Copy out all lines where "DVBL" appears.

>> start DATASET RECORDS

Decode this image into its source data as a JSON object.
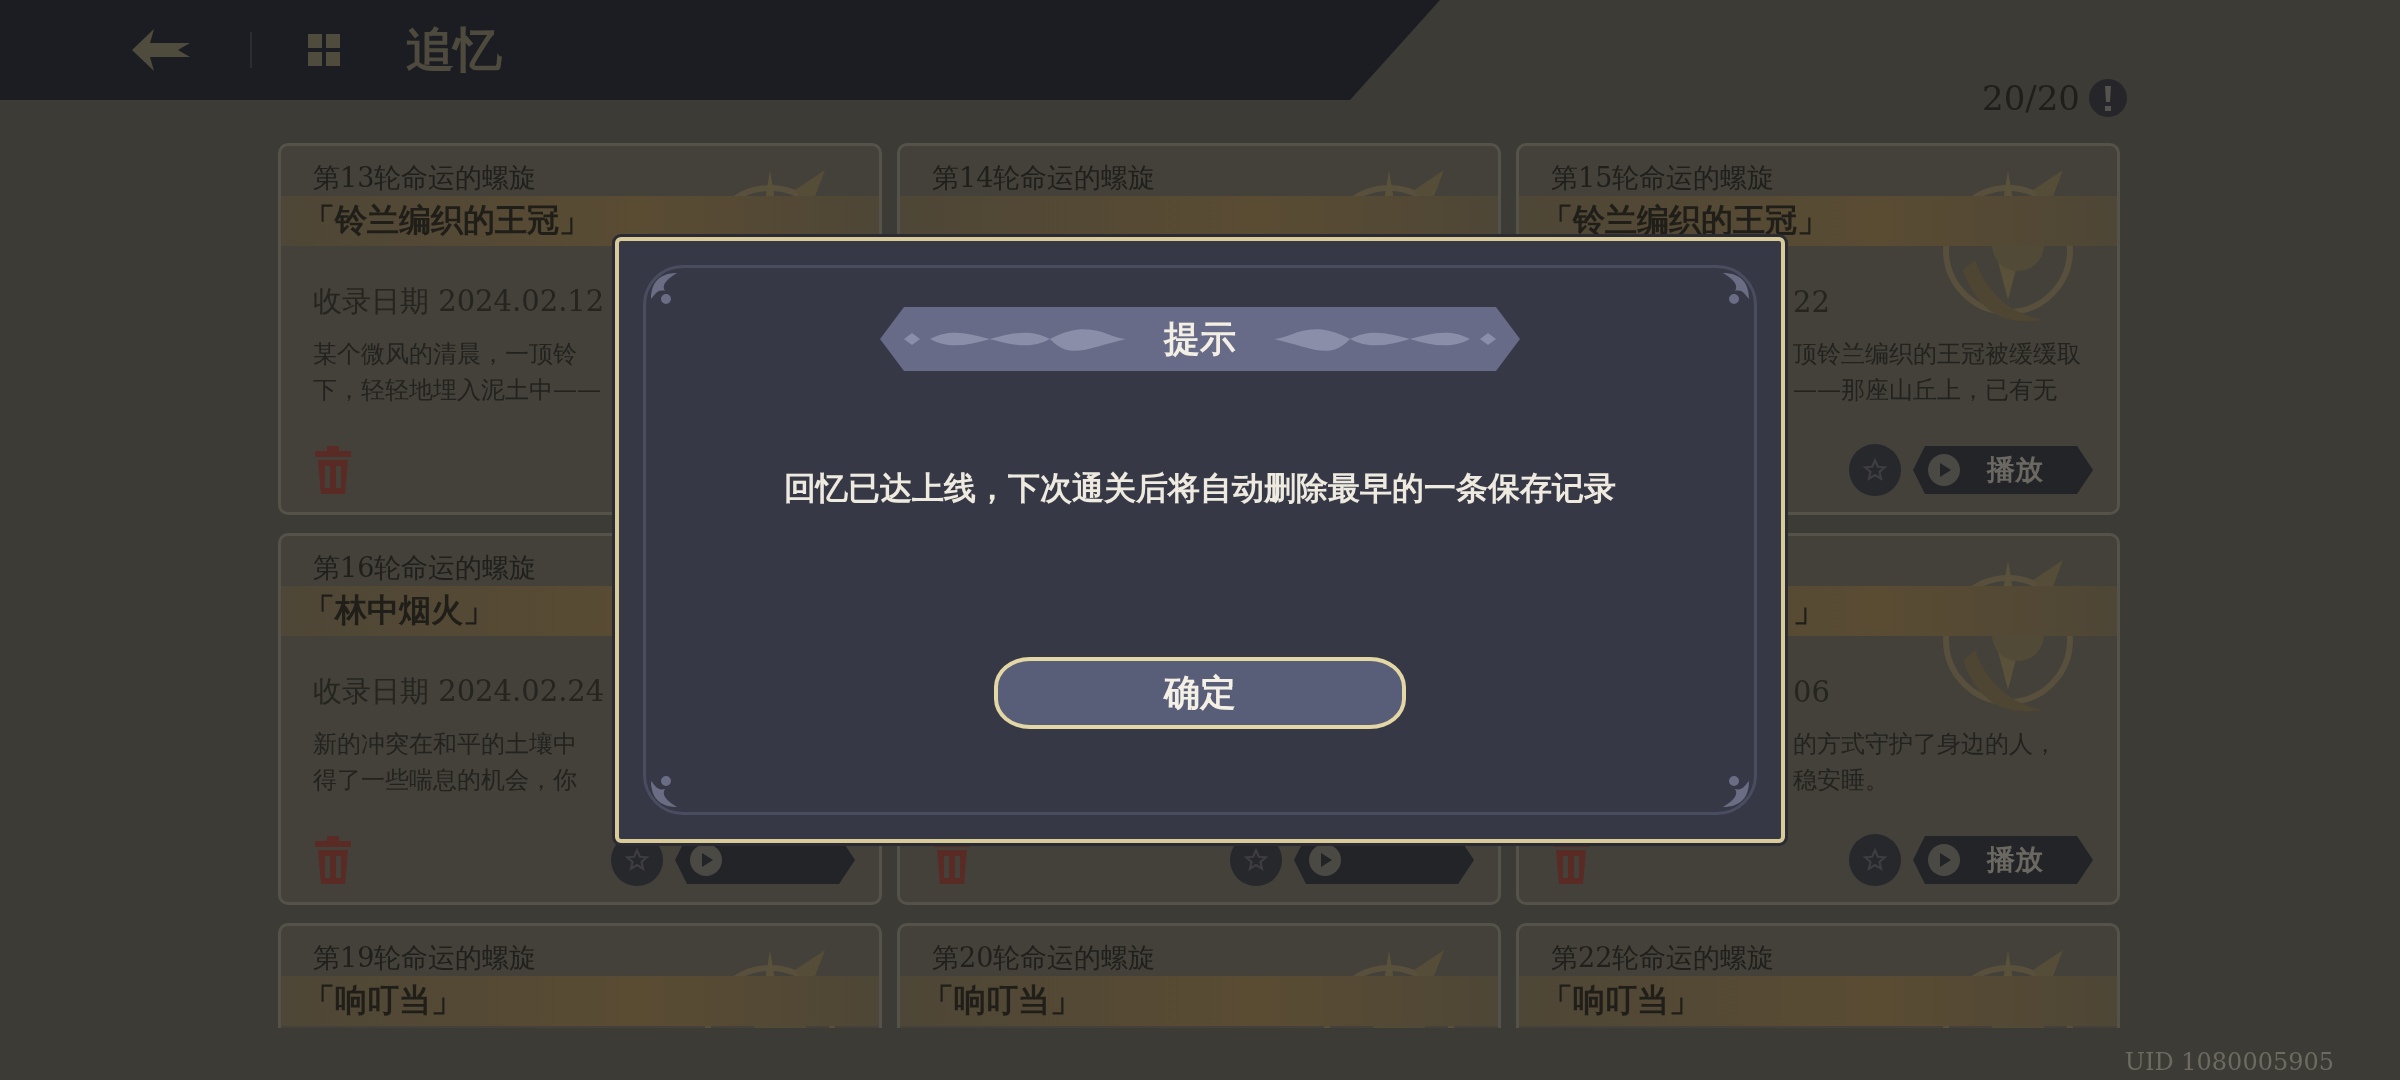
{
  "header": {
    "title": "追忆"
  },
  "counter": {
    "text": "20/20"
  },
  "cards": [
    {
      "emblem": true,
      "title": {
        "text": "第13轮命运的螺旋"
      },
      "subtitle": {
        "text": "「铃兰编织的王冠」",
        "covered_start": false
      },
      "date": {
        "text": "收录日期 2024.02.12",
        "covered_start": false
      },
      "description": [
        {
          "text": "某个微风的清晨，一顶铃",
          "covered_start": false
        },
        {
          "text": "下，轻轻地埋入泥土中——",
          "covered_start": false
        }
      ],
      "buttons": [
        {
          "kind": "delete"
        }
      ]
    },
    {
      "emblem": true,
      "title": {
        "text": "第14轮命运的螺旋"
      }
    },
    {
      "emblem": true,
      "title": {
        "text": "第15轮命运的螺旋"
      },
      "subtitle": {
        "text": "「铃兰编织的王冠」",
        "covered_start": false
      },
      "date": {
        "text": "22",
        "covered_start": true
      },
      "description": [
        {
          "text": "顶铃兰编织的王冠被缓缓取",
          "covered_start": true
        },
        {
          "text": "——那座山丘上，已有无",
          "covered_start": true
        }
      ],
      "buttons": [
        {
          "kind": "favorite"
        },
        {
          "kind": "play",
          "label": "播放"
        }
      ]
    },
    {
      "emblem": false,
      "title": {
        "text": "第16轮命运的螺旋"
      },
      "subtitle": {
        "text": "「林中烟火」",
        "covered_start": false
      },
      "date": {
        "text": "收录日期 2024.02.24",
        "covered_start": false
      },
      "description": [
        {
          "text": "新的冲突在和平的土壤中",
          "covered_start": false
        },
        {
          "text": "得了一些喘息的机会，你",
          "covered_start": false
        }
      ],
      "buttons": [
        {
          "kind": "delete"
        },
        {
          "kind": "favorite"
        },
        {
          "kind": "play"
        }
      ]
    },
    {
      "emblem": false,
      "buttons": [
        {
          "kind": "delete"
        },
        {
          "kind": "favorite"
        },
        {
          "kind": "play"
        }
      ]
    },
    {
      "emblem": true,
      "subtitle": {
        "text": "」",
        "covered_start": true
      },
      "date": {
        "text": "06",
        "covered_start": true
      },
      "description": [
        {
          "text": "的方式守护了身边的人，",
          "covered_start": true
        },
        {
          "text": "稳安睡。",
          "covered_start": true
        }
      ],
      "buttons": [
        {
          "kind": "delete"
        },
        {
          "kind": "favorite"
        },
        {
          "kind": "play",
          "label": "播放"
        }
      ]
    },
    {
      "emblem": true,
      "title": {
        "text": "第19轮命运的螺旋"
      },
      "subtitle": {
        "text": "「响叮当」"
      }
    },
    {
      "emblem": true,
      "title": {
        "text": "第20轮命运的螺旋"
      },
      "subtitle": {
        "text": "「响叮当」"
      }
    },
    {
      "emblem": true,
      "title": {
        "text": "第22轮命运的螺旋"
      },
      "subtitle": {
        "text": "「响叮当」"
      }
    }
  ],
  "dialog": {
    "title": "提示",
    "message": "回忆已达上线，下次通关后将自动删除最早的一条保存记录",
    "confirm": "确定"
  },
  "footer": {
    "uid": "UID 1080005905"
  }
}
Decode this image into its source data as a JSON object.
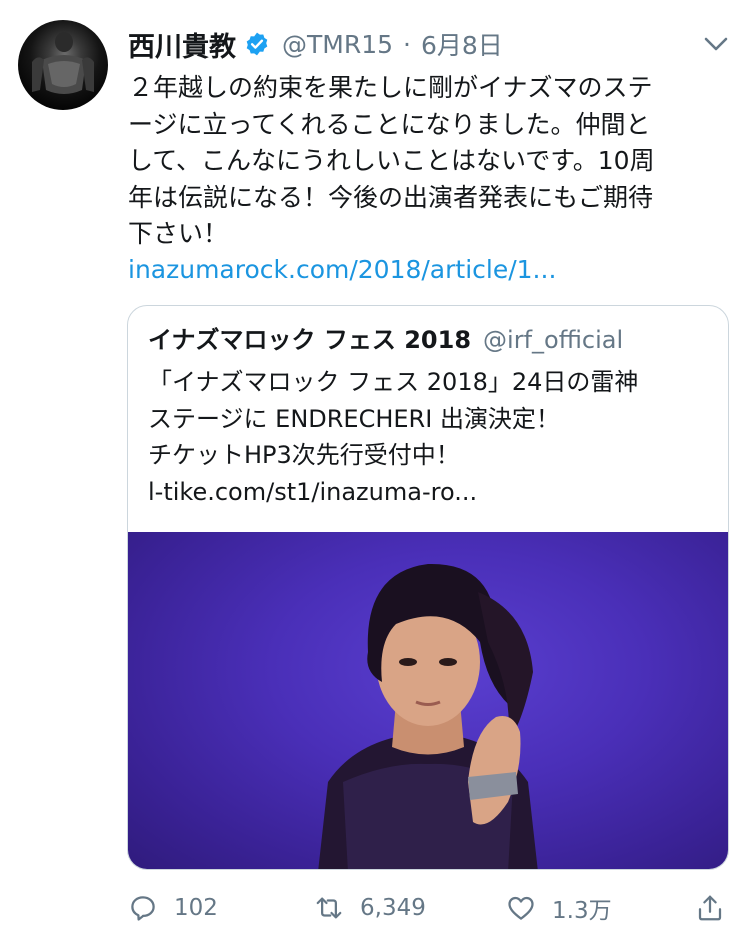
{
  "tweet": {
    "author_name": "西川貴教",
    "author_handle": "@TMR15",
    "separator": "·",
    "date": "6月8日",
    "text_lines": [
      "２年越しの約束を果たしに剛がイナズマのステ",
      "ージに立ってくれることになりました。仲間と",
      "して、こんなにうれしいことはないです。10周",
      "年は伝説になる！今後の出演者発表にもご期待",
      "下さい！"
    ],
    "link": "inazumarock.com/2018/article/1..."
  },
  "quoted": {
    "author_name": "イナズマロック フェス 2018",
    "author_handle": "@irf_official",
    "text_lines": [
      "「イナズマロック フェス 2018」24日の雷神",
      "ステージに ENDRECHERI 出演決定！",
      "チケットHP3次先行受付中！"
    ],
    "link": "l-tike.com/st1/inazuma-ro..."
  },
  "actions": {
    "reply_count": "102",
    "retweet_count": "6,349",
    "like_count": "1.3万"
  },
  "colors": {
    "text": "#14171a",
    "secondary": "#657786",
    "link": "#1b95e0",
    "verified": "#1da1f2",
    "card_border": "#ccd6dd",
    "image_background": "#4a2fb8"
  },
  "icons": [
    "avatar",
    "verified-badge-icon",
    "chevron-down-icon",
    "reply-icon",
    "retweet-icon",
    "like-icon",
    "share-icon"
  ]
}
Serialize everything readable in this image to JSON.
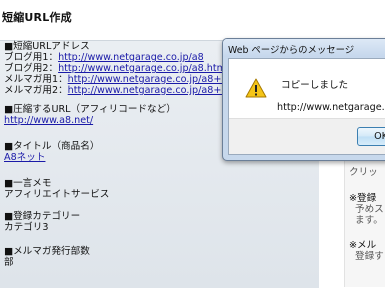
{
  "page": {
    "title": "短縮URL作成"
  },
  "form": {
    "short_url": {
      "heading": "■短縮URLアドレス",
      "rows": [
        {
          "label": "ブログ用1：",
          "url": "http://www.netgarage.co.jp/a8"
        },
        {
          "label": "ブログ用2：",
          "url": "http://www.netgarage.co.jp/a8.html"
        },
        {
          "label": "メルマガ用1：",
          "url": "http://www.netgarage.co.jp/a8+m"
        },
        {
          "label": "メルマガ用2：",
          "url": "http://www.netgarage.co.jp/a8+m.html"
        }
      ]
    },
    "target_url": {
      "heading": "■圧縮するURL（アフィリコードなど）",
      "value": "http://www.a8.net/"
    },
    "title_field": {
      "heading": "■タイトル（商品名）",
      "value": "A8ネット"
    },
    "memo": {
      "heading": "■一言メモ",
      "value": "アフィリエイトサービス"
    },
    "category": {
      "heading": "■登録カテゴリー",
      "value": "カテゴリ3"
    },
    "mailmag_count": {
      "heading": "■メルマガ発行部数",
      "value": "部"
    }
  },
  "right_panel": {
    "lines": [
      "クリッ",
      "※登録",
      "予めス",
      "ます。",
      "※メル",
      "登録す"
    ]
  },
  "dialog": {
    "title": "Web ページからのメッセージ",
    "message": "コピーしました",
    "url": "http://www.netgarage.co.jp/a8",
    "ok_label": "OK",
    "icon": "warning-icon"
  }
}
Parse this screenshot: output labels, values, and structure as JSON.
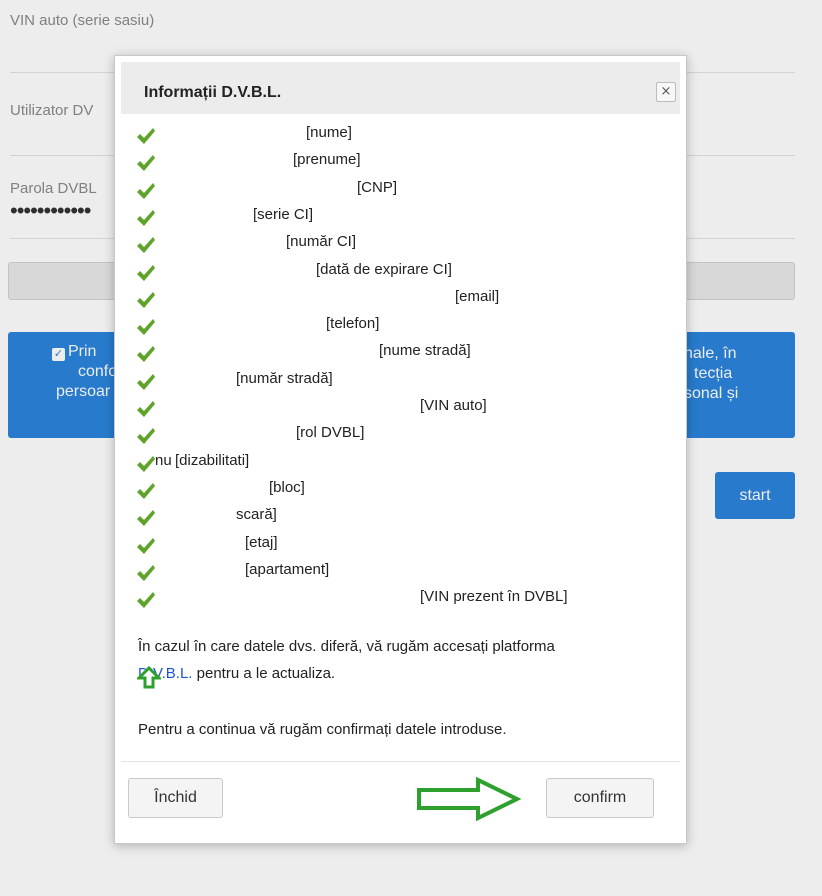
{
  "background": {
    "vin_label": "VIN auto (serie sasiu)",
    "user_label_partial": "Utilizator DV",
    "password_label_partial": "Parola DVBL",
    "password_dots": "••••••••••••",
    "consent_left": [
      "Prin",
      "confo",
      "persoar"
    ],
    "consent_right": [
      "nale, în",
      "tecția",
      "sonal și"
    ],
    "start_label": "start"
  },
  "modal": {
    "title": "Informații D.V.B.L.",
    "close_symbol": "×",
    "check_color": "#5fa32b",
    "fields": [
      {
        "prefix": "",
        "label": "[nume]"
      },
      {
        "prefix": "",
        "label": "[prenume]"
      },
      {
        "prefix": "",
        "label": "[CNP]"
      },
      {
        "prefix": "",
        "label": "[serie CI]"
      },
      {
        "prefix": "",
        "label": "[număr CI]"
      },
      {
        "prefix": "",
        "label": "[dată de expirare CI]"
      },
      {
        "prefix": "",
        "label": "[email]"
      },
      {
        "prefix": "",
        "label": "[telefon]"
      },
      {
        "prefix": "",
        "label": "[nume stradă]"
      },
      {
        "prefix": "",
        "label": "[număr stradă]"
      },
      {
        "prefix": "",
        "label": "[VIN auto]"
      },
      {
        "prefix": "",
        "label": "[rol DVBL]"
      },
      {
        "prefix": "nu",
        "label": "[dizabilitati]"
      },
      {
        "prefix": "",
        "label": "[bloc]"
      },
      {
        "prefix": "",
        "label": "scară]"
      },
      {
        "prefix": "",
        "label": "[etaj]"
      },
      {
        "prefix": "",
        "label": "[apartament]"
      },
      {
        "prefix": "",
        "label": "[VIN prezent în DVBL]"
      }
    ],
    "info_line1": "În cazul în care datele dvs. diferă, vă rugăm accesați platforma",
    "info_link": "D.V.B.L.",
    "info_line2_rest": " pentru a le actualiza.",
    "info_line3": "Pentru a continua vă rugăm confirmați datele introduse.",
    "close_button": "Închid",
    "confirm_button": "confirm",
    "arrow_color": "#2ea02e"
  }
}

>> end DATASET RECORDS

__EXERCISE ANSWER__.
    "password_label_partial": "Parola DVBL",
        "label": "[rol DVBL]"
        "label": "[VIN prezent în DVBL]"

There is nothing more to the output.